DIRECTIONS:
Please retype the records below exactly, leaving out any pictures.

EXERCISE INPUTS:
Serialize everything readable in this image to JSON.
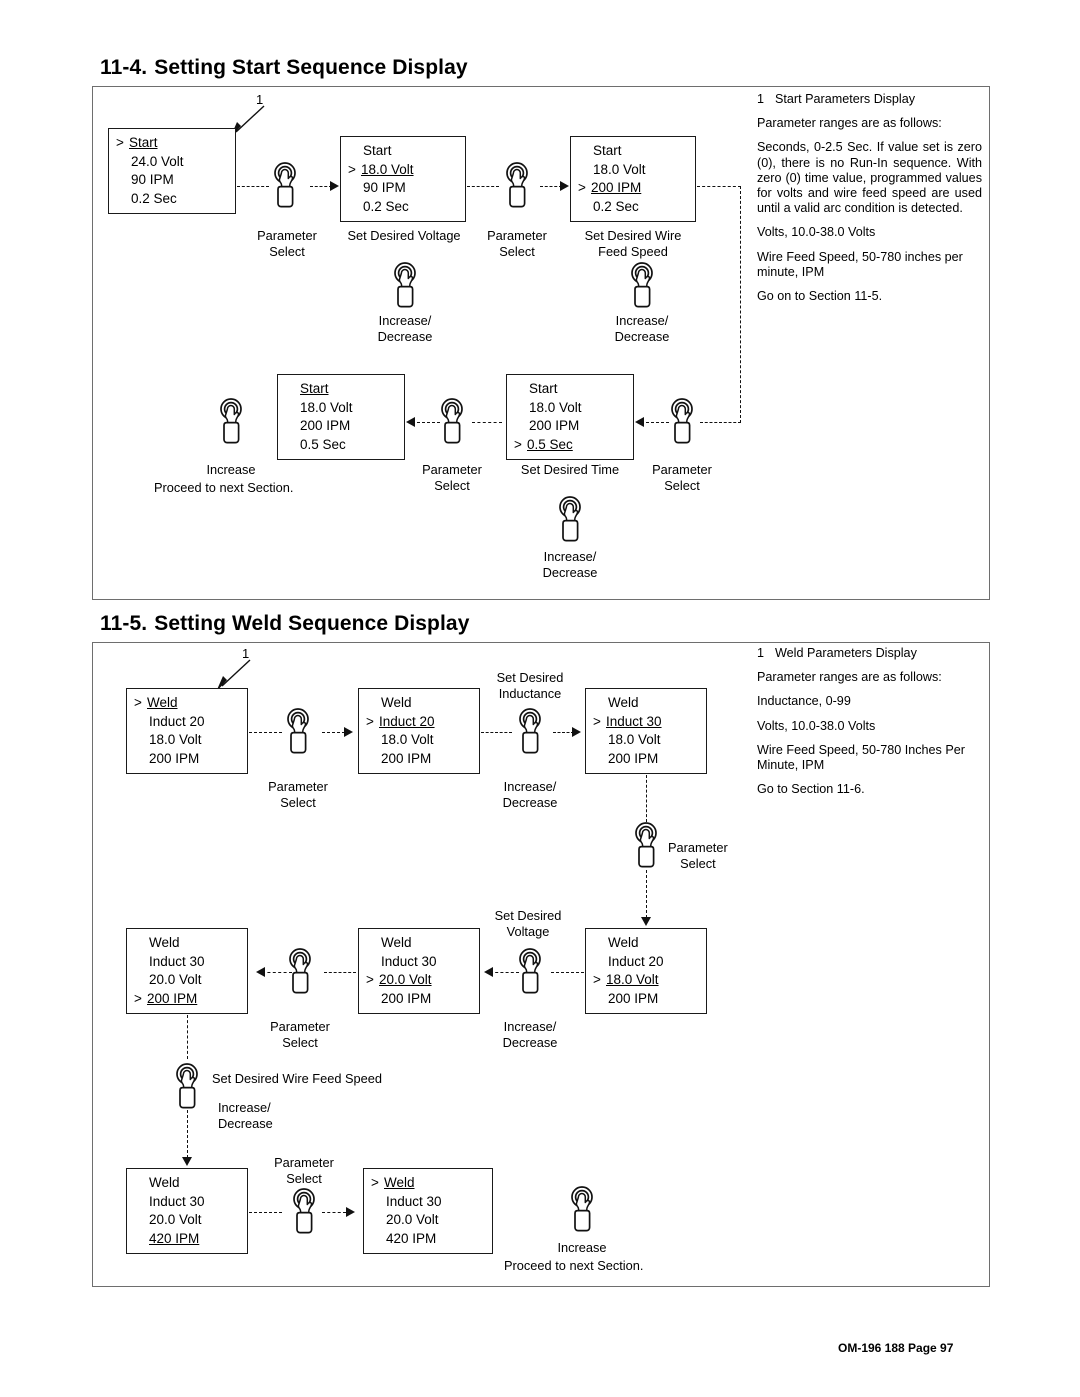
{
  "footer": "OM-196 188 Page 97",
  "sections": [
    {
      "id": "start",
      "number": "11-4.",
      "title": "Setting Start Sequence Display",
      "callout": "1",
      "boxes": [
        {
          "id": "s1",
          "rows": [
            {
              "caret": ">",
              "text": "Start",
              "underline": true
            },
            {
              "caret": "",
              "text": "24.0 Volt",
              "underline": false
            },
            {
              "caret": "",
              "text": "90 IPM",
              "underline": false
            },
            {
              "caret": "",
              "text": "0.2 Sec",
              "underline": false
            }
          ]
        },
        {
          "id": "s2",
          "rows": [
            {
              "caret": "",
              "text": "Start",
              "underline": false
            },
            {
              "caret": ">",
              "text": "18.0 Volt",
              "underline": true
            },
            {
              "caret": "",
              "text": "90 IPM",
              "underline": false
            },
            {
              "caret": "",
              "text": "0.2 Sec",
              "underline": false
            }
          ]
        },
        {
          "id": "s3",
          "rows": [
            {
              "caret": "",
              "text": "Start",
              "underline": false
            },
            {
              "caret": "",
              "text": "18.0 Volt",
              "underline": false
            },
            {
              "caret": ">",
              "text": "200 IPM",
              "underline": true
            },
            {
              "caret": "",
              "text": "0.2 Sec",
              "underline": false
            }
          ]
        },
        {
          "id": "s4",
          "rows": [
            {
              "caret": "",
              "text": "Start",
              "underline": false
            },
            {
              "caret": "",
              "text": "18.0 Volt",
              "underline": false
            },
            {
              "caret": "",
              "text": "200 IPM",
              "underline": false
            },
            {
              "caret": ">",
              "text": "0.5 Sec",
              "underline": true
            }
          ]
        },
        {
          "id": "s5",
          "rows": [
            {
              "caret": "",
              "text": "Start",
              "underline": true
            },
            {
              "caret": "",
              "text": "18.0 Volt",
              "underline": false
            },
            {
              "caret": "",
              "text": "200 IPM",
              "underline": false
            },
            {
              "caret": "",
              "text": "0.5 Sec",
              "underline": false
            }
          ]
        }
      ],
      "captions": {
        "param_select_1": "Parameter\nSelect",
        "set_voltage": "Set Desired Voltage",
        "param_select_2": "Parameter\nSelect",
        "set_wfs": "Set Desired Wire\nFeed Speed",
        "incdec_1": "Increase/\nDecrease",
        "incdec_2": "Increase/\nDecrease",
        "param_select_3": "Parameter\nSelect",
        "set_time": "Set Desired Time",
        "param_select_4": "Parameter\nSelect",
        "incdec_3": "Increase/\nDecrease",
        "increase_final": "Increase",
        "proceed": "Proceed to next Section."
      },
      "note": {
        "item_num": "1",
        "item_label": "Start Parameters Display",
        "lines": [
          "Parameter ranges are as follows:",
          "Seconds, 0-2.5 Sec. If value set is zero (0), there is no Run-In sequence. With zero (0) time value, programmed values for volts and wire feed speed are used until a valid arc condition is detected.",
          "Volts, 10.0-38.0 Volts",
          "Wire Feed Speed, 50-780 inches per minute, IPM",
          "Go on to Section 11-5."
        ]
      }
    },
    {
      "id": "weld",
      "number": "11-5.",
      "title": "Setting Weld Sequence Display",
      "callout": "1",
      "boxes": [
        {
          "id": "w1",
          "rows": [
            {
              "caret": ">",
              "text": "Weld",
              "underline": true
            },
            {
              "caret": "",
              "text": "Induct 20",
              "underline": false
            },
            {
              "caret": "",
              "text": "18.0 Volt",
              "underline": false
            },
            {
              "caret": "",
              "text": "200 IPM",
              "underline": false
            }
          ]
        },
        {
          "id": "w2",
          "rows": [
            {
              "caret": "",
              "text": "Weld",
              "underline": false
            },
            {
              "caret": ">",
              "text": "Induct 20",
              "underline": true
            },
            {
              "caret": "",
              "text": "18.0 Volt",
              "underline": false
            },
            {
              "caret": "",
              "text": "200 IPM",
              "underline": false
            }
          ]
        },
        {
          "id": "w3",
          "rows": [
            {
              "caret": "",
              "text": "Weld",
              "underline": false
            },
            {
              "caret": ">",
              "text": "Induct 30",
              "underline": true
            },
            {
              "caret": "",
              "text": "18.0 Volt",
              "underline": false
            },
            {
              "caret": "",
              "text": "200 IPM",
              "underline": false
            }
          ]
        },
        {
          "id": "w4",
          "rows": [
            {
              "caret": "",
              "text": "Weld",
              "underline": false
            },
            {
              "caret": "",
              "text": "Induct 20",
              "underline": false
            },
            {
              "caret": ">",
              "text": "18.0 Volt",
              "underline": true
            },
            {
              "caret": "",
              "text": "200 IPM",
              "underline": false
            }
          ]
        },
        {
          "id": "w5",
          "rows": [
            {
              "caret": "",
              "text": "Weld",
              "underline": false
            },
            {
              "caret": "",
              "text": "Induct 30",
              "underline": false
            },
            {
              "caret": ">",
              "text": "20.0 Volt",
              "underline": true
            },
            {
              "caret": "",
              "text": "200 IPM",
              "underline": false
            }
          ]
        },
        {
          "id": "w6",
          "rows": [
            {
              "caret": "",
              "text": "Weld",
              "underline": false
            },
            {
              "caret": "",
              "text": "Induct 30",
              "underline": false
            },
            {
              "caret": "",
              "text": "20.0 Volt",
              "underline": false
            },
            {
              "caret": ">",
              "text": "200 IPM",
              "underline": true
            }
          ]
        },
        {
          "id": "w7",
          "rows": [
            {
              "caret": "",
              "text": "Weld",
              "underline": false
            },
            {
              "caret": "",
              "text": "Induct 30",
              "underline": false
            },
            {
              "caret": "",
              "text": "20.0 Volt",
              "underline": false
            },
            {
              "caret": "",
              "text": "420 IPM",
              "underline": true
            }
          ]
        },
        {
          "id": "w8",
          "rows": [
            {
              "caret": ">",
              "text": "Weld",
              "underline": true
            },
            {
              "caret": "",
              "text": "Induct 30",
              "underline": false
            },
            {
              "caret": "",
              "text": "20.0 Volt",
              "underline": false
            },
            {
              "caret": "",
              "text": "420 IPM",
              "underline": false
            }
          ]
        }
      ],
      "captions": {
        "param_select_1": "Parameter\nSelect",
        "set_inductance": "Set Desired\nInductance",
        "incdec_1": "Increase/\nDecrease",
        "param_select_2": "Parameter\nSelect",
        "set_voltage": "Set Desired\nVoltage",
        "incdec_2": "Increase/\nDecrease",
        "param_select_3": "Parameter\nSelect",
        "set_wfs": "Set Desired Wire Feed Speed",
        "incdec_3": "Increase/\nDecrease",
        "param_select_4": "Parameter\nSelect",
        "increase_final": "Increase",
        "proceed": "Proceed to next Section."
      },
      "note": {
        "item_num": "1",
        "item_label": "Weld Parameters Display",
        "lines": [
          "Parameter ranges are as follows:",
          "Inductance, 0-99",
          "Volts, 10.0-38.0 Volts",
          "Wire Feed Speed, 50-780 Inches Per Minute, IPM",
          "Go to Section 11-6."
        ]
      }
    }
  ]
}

EXPECTED ANSWER:
Serialize everything readable in this image to JSON.
{
  "footer": "OM-196 188 Page 97",
  "sections": [
    {
      "id": "start",
      "number": "11-4.",
      "title": "Setting Start Sequence Display",
      "callout": "1",
      "boxes": [
        {
          "id": "s1",
          "rows": [
            {
              "caret": ">",
              "text": "Start",
              "underline": true
            },
            {
              "caret": "",
              "text": "24.0 Volt",
              "underline": false
            },
            {
              "caret": "",
              "text": "90 IPM",
              "underline": false
            },
            {
              "caret": "",
              "text": "0.2 Sec",
              "underline": false
            }
          ]
        },
        {
          "id": "s2",
          "rows": [
            {
              "caret": "",
              "text": "Start",
              "underline": false
            },
            {
              "caret": ">",
              "text": "18.0 Volt",
              "underline": true
            },
            {
              "caret": "",
              "text": "90 IPM",
              "underline": false
            },
            {
              "caret": "",
              "text": "0.2 Sec",
              "underline": false
            }
          ]
        },
        {
          "id": "s3",
          "rows": [
            {
              "caret": "",
              "text": "Start",
              "underline": false
            },
            {
              "caret": "",
              "text": "18.0 Volt",
              "underline": false
            },
            {
              "caret": ">",
              "text": "200 IPM",
              "underline": true
            },
            {
              "caret": "",
              "text": "0.2 Sec",
              "underline": false
            }
          ]
        },
        {
          "id": "s4",
          "rows": [
            {
              "caret": "",
              "text": "Start",
              "underline": false
            },
            {
              "caret": "",
              "text": "18.0 Volt",
              "underline": false
            },
            {
              "caret": "",
              "text": "200 IPM",
              "underline": false
            },
            {
              "caret": ">",
              "text": "0.5 Sec",
              "underline": true
            }
          ]
        },
        {
          "id": "s5",
          "rows": [
            {
              "caret": "",
              "text": "Start",
              "underline": true
            },
            {
              "caret": "",
              "text": "18.0 Volt",
              "underline": false
            },
            {
              "caret": "",
              "text": "200 IPM",
              "underline": false
            },
            {
              "caret": "",
              "text": "0.5 Sec",
              "underline": false
            }
          ]
        }
      ],
      "captions": {
        "param_select_1": "Parameter\nSelect",
        "set_voltage": "Set Desired Voltage",
        "param_select_2": "Parameter\nSelect",
        "set_wfs": "Set Desired Wire\nFeed Speed",
        "incdec_1": "Increase/\nDecrease",
        "incdec_2": "Increase/\nDecrease",
        "param_select_3": "Parameter\nSelect",
        "set_time": "Set Desired Time",
        "param_select_4": "Parameter\nSelect",
        "incdec_3": "Increase/\nDecrease",
        "increase_final": "Increase",
        "proceed": "Proceed to next Section."
      },
      "note": {
        "item_num": "1",
        "item_label": "Start Parameters Display",
        "lines": [
          "Parameter ranges are as follows:",
          "Seconds, 0-2.5 Sec. If value set is zero (0), there is no Run-In sequence. With zero (0) time value, programmed values for volts and wire feed speed are used until a valid arc condition is detected.",
          "Volts, 10.0-38.0 Volts",
          "Wire Feed Speed, 50-780 inches per minute, IPM",
          "Go on to Section 11-5."
        ]
      }
    },
    {
      "id": "weld",
      "number": "11-5.",
      "title": "Setting Weld Sequence Display",
      "callout": "1",
      "boxes": [
        {
          "id": "w1",
          "rows": [
            {
              "caret": ">",
              "text": "Weld",
              "underline": true
            },
            {
              "caret": "",
              "text": "Induct 20",
              "underline": false
            },
            {
              "caret": "",
              "text": "18.0 Volt",
              "underline": false
            },
            {
              "caret": "",
              "text": "200 IPM",
              "underline": false
            }
          ]
        },
        {
          "id": "w2",
          "rows": [
            {
              "caret": "",
              "text": "Weld",
              "underline": false
            },
            {
              "caret": ">",
              "text": "Induct 20",
              "underline": true
            },
            {
              "caret": "",
              "text": "18.0 Volt",
              "underline": false
            },
            {
              "caret": "",
              "text": "200 IPM",
              "underline": false
            }
          ]
        },
        {
          "id": "w3",
          "rows": [
            {
              "caret": "",
              "text": "Weld",
              "underline": false
            },
            {
              "caret": ">",
              "text": "Induct 30",
              "underline": true
            },
            {
              "caret": "",
              "text": "18.0 Volt",
              "underline": false
            },
            {
              "caret": "",
              "text": "200 IPM",
              "underline": false
            }
          ]
        },
        {
          "id": "w4",
          "rows": [
            {
              "caret": "",
              "text": "Weld",
              "underline": false
            },
            {
              "caret": "",
              "text": "Induct 20",
              "underline": false
            },
            {
              "caret": ">",
              "text": "18.0 Volt",
              "underline": true
            },
            {
              "caret": "",
              "text": "200 IPM",
              "underline": false
            }
          ]
        },
        {
          "id": "w5",
          "rows": [
            {
              "caret": "",
              "text": "Weld",
              "underline": false
            },
            {
              "caret": "",
              "text": "Induct 30",
              "underline": false
            },
            {
              "caret": ">",
              "text": "20.0 Volt",
              "underline": true
            },
            {
              "caret": "",
              "text": "200 IPM",
              "underline": false
            }
          ]
        },
        {
          "id": "w6",
          "rows": [
            {
              "caret": "",
              "text": "Weld",
              "underline": false
            },
            {
              "caret": "",
              "text": "Induct 30",
              "underline": false
            },
            {
              "caret": "",
              "text": "20.0 Volt",
              "underline": false
            },
            {
              "caret": ">",
              "text": "200 IPM",
              "underline": true
            }
          ]
        },
        {
          "id": "w7",
          "rows": [
            {
              "caret": "",
              "text": "Weld",
              "underline": false
            },
            {
              "caret": "",
              "text": "Induct 30",
              "underline": false
            },
            {
              "caret": "",
              "text": "20.0 Volt",
              "underline": false
            },
            {
              "caret": "",
              "text": "420 IPM",
              "underline": true
            }
          ]
        },
        {
          "id": "w8",
          "rows": [
            {
              "caret": ">",
              "text": "Weld",
              "underline": true
            },
            {
              "caret": "",
              "text": "Induct 30",
              "underline": false
            },
            {
              "caret": "",
              "text": "20.0 Volt",
              "underline": false
            },
            {
              "caret": "",
              "text": "420 IPM",
              "underline": false
            }
          ]
        }
      ],
      "captions": {
        "param_select_1": "Parameter\nSelect",
        "set_inductance": "Set Desired\nInductance",
        "incdec_1": "Increase/\nDecrease",
        "param_select_2": "Parameter\nSelect",
        "set_voltage": "Set Desired\nVoltage",
        "incdec_2": "Increase/\nDecrease",
        "param_select_3": "Parameter\nSelect",
        "set_wfs": "Set Desired Wire Feed Speed",
        "incdec_3": "Increase/\nDecrease",
        "param_select_4": "Parameter\nSelect",
        "increase_final": "Increase",
        "proceed": "Proceed to next Section."
      },
      "note": {
        "item_num": "1",
        "item_label": "Weld Parameters Display",
        "lines": [
          "Parameter ranges are as follows:",
          "Inductance, 0-99",
          "Volts, 10.0-38.0 Volts",
          "Wire Feed Speed, 50-780 Inches Per Minute, IPM",
          "Go to Section 11-6."
        ]
      }
    }
  ]
}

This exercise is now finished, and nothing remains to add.